> Stated exercise
In the piece on motherhood and creative identity below, copy word for word the passage from "Pregnant, all I" to "what I felt.".

> Passage provided
══════════
Pippa Best ll
How motherhood birthed my new creative identity
When I became a mother, aged 35, my old sense of who I was (a social hub with a cool and creative career in film, a wife, someone who would be a writer one day) disintegrated. It was painful and debilitating.
Pregnant, all I had thought about was the birth, and working of course – up until a week before my due date. Fortunately for me, my sensible baby was late. But I had barely adjusted to the wriggle in my stomach when my bump became a folded duvet of stretched skin. In the shock, I strapped my son in place and fell back on old patterns: from high achiever to ‘perfect’ mum, from workaholic to mumaholic. In my struggles to breastfeed and parent and live up to the fantasy version of mum-me, I left no time for me. I no longer felt creative. I no longer recognised what I felt.
One of the more unconscious reasons that I started Story of Mum was the desire to find myself by making time for creativity again. My mumaholic still required a credible excuse for ‘play’ (and to a certain extent, it still does, though I am negotiating more reasonable working hours!). Set in the familiar context of facilitating others (the role I have played all my life, never more so than as a mum), this new ‘project’ gave me a gold-plated excuse for me-time, and gifted me with a space where I could start to tune into my own voice. Here, I could safely share stories and creative activities with other mums around the globe on a journey to greater self-awareness and validation.
══════════
> Stored dataset items
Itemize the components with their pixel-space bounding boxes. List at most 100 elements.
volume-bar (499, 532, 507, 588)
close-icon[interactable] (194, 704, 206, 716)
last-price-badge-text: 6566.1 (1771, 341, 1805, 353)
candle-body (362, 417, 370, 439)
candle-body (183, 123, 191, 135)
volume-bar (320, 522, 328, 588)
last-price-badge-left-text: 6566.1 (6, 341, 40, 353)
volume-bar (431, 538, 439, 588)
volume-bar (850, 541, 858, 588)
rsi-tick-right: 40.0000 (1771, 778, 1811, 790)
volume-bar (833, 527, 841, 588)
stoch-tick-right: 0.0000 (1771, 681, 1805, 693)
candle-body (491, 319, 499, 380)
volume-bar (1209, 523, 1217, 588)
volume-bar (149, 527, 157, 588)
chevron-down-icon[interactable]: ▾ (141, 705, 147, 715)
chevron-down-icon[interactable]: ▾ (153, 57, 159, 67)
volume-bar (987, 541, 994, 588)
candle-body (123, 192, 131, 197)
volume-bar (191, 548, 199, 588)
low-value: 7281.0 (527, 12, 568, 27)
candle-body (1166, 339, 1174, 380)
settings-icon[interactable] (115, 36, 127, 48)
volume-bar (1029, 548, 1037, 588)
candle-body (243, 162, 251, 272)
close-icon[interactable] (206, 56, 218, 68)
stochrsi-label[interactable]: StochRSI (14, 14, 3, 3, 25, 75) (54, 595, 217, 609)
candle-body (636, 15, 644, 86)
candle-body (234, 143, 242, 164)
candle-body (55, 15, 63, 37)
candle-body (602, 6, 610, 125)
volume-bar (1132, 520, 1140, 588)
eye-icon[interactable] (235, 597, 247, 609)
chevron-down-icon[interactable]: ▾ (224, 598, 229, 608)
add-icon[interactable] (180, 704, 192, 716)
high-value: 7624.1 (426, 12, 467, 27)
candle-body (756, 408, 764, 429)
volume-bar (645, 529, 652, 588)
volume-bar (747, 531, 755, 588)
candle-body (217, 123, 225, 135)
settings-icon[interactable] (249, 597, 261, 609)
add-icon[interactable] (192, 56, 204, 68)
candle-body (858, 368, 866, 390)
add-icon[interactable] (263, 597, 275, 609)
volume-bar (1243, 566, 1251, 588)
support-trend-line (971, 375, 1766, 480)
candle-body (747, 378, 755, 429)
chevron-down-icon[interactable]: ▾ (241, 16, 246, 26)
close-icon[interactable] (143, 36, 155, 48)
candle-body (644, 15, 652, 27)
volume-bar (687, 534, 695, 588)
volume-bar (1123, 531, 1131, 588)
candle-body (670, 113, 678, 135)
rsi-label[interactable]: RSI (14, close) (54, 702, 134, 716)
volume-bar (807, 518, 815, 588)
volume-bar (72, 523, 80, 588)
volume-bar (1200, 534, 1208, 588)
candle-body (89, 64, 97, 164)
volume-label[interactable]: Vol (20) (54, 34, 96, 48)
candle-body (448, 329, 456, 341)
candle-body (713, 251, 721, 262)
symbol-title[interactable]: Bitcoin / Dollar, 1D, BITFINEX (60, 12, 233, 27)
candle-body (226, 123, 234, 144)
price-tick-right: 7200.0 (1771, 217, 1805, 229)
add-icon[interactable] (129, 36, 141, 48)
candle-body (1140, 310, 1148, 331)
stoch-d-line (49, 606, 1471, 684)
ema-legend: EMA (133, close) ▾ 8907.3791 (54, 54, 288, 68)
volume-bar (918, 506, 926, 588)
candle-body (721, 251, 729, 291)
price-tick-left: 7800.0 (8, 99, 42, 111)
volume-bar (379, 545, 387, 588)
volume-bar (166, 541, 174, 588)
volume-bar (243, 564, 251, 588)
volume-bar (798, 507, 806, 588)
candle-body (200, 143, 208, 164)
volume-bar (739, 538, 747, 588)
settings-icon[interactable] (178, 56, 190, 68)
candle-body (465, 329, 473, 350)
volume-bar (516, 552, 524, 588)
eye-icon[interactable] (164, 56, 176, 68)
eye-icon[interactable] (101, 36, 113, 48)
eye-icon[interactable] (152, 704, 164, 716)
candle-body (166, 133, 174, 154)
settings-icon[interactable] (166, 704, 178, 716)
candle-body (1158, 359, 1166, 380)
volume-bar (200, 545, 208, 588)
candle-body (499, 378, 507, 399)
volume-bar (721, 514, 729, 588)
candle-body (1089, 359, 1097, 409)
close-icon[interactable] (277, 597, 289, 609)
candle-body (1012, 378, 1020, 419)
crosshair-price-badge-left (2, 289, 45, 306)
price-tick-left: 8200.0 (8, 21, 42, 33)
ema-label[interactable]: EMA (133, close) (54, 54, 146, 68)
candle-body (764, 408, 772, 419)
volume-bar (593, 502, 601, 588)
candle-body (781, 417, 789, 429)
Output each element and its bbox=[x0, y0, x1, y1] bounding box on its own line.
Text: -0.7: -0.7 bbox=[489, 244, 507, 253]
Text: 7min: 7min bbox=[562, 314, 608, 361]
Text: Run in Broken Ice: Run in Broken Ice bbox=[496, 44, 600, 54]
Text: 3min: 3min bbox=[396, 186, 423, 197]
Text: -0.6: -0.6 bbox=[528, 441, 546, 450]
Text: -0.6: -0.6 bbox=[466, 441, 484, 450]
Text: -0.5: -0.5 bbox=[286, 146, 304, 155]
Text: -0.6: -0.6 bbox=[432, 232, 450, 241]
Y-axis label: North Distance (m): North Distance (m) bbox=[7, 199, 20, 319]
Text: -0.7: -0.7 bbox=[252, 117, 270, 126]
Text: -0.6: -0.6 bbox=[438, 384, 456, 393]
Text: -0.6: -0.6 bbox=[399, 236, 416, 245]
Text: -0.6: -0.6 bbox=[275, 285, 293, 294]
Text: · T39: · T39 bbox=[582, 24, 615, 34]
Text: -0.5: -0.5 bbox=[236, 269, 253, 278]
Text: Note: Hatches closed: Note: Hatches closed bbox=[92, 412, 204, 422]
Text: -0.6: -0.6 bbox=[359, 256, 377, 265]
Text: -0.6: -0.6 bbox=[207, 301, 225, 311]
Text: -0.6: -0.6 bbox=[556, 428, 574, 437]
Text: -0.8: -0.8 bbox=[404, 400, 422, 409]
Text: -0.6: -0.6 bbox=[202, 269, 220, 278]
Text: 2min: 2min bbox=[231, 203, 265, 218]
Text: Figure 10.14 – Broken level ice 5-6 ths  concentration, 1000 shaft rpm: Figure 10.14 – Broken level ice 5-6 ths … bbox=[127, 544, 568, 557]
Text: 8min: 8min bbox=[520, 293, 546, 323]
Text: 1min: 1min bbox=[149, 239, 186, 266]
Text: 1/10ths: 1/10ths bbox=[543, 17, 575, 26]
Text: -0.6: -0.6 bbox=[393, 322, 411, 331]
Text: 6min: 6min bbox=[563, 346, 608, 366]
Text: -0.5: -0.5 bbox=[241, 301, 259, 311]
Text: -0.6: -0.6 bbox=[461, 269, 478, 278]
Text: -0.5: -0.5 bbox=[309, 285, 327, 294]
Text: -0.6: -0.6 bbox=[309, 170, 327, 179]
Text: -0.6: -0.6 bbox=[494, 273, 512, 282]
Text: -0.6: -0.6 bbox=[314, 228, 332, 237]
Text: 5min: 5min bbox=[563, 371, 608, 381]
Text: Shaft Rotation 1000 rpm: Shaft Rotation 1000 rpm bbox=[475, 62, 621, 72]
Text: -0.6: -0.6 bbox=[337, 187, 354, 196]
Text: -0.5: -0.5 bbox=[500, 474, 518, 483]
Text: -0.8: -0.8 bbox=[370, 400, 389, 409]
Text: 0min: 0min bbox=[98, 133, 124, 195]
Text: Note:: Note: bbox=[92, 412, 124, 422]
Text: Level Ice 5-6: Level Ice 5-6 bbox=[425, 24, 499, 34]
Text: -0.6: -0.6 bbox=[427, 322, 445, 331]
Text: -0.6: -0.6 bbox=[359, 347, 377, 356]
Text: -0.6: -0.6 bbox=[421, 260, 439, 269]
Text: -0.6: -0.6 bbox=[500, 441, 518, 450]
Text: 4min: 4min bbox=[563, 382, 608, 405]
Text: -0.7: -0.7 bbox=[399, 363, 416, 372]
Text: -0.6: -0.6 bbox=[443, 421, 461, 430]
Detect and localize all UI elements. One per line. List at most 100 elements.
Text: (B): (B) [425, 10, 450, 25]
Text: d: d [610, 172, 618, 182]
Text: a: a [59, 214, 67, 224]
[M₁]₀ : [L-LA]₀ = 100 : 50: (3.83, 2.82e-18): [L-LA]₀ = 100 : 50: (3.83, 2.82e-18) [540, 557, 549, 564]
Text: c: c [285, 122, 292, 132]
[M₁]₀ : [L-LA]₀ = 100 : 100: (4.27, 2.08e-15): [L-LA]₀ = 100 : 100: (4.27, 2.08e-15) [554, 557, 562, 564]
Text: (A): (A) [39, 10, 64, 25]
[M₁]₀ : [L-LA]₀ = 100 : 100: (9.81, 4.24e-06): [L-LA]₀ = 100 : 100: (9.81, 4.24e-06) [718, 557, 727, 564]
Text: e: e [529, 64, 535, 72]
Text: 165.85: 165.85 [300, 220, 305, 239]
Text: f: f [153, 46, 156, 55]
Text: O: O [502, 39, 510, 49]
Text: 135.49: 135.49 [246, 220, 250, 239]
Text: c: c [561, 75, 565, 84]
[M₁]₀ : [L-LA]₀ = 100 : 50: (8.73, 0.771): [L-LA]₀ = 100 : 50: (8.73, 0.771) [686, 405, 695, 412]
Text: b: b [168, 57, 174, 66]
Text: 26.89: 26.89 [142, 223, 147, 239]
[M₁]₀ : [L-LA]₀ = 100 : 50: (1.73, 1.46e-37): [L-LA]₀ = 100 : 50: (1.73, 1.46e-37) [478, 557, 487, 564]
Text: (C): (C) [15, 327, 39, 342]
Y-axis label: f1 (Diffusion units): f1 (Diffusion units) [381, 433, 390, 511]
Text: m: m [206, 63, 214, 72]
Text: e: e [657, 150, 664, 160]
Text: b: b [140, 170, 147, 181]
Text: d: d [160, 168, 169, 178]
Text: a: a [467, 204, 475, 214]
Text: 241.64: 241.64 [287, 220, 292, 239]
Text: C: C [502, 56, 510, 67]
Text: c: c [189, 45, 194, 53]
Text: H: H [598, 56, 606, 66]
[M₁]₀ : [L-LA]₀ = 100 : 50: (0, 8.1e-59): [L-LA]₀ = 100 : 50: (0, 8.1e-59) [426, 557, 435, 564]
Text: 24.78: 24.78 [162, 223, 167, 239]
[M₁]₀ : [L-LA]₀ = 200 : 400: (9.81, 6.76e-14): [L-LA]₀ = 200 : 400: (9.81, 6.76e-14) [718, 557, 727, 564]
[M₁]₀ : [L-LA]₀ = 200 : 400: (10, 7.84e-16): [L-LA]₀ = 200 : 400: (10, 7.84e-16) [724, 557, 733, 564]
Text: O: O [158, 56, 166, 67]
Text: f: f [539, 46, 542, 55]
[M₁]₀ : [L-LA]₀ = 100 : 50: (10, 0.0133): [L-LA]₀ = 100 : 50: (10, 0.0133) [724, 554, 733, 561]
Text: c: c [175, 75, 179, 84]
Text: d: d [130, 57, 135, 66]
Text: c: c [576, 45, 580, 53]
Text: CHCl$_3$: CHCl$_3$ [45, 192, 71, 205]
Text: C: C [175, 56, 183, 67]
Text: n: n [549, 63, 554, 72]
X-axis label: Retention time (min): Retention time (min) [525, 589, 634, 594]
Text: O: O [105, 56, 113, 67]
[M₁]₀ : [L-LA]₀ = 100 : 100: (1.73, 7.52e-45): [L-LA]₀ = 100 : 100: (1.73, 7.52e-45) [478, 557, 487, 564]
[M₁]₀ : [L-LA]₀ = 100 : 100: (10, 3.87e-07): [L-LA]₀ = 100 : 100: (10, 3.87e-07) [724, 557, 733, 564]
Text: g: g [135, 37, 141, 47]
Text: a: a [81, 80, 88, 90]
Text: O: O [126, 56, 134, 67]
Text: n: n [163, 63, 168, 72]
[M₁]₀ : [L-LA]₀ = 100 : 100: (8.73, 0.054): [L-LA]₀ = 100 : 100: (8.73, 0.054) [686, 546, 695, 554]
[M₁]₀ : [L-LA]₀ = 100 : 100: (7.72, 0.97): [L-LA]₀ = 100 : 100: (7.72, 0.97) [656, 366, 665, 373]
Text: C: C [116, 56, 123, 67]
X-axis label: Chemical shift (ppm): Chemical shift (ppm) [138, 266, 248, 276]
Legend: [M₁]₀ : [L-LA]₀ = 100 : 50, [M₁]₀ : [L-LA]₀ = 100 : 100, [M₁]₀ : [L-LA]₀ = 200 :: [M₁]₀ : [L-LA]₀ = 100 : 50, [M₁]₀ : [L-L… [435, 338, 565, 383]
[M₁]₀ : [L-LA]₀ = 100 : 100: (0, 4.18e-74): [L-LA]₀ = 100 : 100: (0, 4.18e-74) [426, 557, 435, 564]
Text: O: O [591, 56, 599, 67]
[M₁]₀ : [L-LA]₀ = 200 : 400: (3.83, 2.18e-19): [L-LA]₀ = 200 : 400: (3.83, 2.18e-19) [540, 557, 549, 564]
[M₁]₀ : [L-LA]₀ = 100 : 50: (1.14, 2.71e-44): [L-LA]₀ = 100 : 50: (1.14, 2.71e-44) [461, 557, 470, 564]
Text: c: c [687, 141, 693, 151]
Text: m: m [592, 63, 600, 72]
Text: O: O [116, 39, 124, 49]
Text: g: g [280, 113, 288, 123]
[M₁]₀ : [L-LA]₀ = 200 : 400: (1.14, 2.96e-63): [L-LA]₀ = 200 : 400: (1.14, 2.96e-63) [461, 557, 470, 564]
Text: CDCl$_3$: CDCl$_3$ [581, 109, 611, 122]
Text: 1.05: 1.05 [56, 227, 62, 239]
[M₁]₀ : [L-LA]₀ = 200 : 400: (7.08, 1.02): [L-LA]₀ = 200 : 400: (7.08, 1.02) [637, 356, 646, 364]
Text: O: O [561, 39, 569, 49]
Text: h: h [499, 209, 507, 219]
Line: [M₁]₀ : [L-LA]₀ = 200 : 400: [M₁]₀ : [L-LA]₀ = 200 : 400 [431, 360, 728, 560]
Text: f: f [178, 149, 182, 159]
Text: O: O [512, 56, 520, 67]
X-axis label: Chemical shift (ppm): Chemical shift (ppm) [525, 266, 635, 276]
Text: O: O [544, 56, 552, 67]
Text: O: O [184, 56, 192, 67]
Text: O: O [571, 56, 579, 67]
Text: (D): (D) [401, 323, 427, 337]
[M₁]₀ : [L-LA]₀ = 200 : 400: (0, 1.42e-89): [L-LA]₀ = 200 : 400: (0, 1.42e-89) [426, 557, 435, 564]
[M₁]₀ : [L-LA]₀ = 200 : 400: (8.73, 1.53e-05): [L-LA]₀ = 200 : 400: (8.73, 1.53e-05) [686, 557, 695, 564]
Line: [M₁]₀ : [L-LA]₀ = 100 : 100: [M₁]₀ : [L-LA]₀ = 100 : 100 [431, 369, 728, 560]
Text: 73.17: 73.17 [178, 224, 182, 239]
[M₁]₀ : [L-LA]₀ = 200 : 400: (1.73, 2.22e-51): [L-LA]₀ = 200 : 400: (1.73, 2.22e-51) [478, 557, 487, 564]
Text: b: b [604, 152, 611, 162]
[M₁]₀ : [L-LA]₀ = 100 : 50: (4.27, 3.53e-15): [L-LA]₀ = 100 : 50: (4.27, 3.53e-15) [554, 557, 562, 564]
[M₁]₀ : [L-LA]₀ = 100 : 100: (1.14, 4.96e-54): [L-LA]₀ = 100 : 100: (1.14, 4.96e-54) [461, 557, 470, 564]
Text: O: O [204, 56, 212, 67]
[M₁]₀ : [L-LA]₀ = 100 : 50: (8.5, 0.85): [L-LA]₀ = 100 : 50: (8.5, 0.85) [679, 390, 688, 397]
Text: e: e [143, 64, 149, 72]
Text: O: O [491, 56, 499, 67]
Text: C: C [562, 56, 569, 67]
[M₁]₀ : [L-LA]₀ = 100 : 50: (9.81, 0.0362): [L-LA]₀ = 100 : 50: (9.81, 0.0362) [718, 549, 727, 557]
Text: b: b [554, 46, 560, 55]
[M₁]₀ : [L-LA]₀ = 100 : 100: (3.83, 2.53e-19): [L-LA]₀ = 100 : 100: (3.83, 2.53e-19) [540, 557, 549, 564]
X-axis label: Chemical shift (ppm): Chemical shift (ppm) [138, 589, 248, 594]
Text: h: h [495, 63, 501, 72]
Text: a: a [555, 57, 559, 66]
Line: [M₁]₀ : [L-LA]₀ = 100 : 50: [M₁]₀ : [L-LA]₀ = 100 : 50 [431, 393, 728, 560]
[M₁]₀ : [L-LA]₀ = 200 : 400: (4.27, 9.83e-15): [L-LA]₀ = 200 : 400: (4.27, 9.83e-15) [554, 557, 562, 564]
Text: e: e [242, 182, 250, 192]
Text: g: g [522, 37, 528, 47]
══════════
> Correct response
Pregnant, all I had thought about was the birth, and working of course – up until a week before my due date. Fortunately for me, my sensible baby was late. But I had barely adjusted to the wriggle in my stomach when my bump became a folded duvet of stretched skin. In the shock, I strapped my son in place and fell back on old patterns: from high achiever to ‘perfect’ mum, from workaholic to mumaholic. In my struggles to breastfeed and parent and live up to the fantasy version of mum-me, I left no time for me. I no longer felt creative. I no longer recognised what I felt.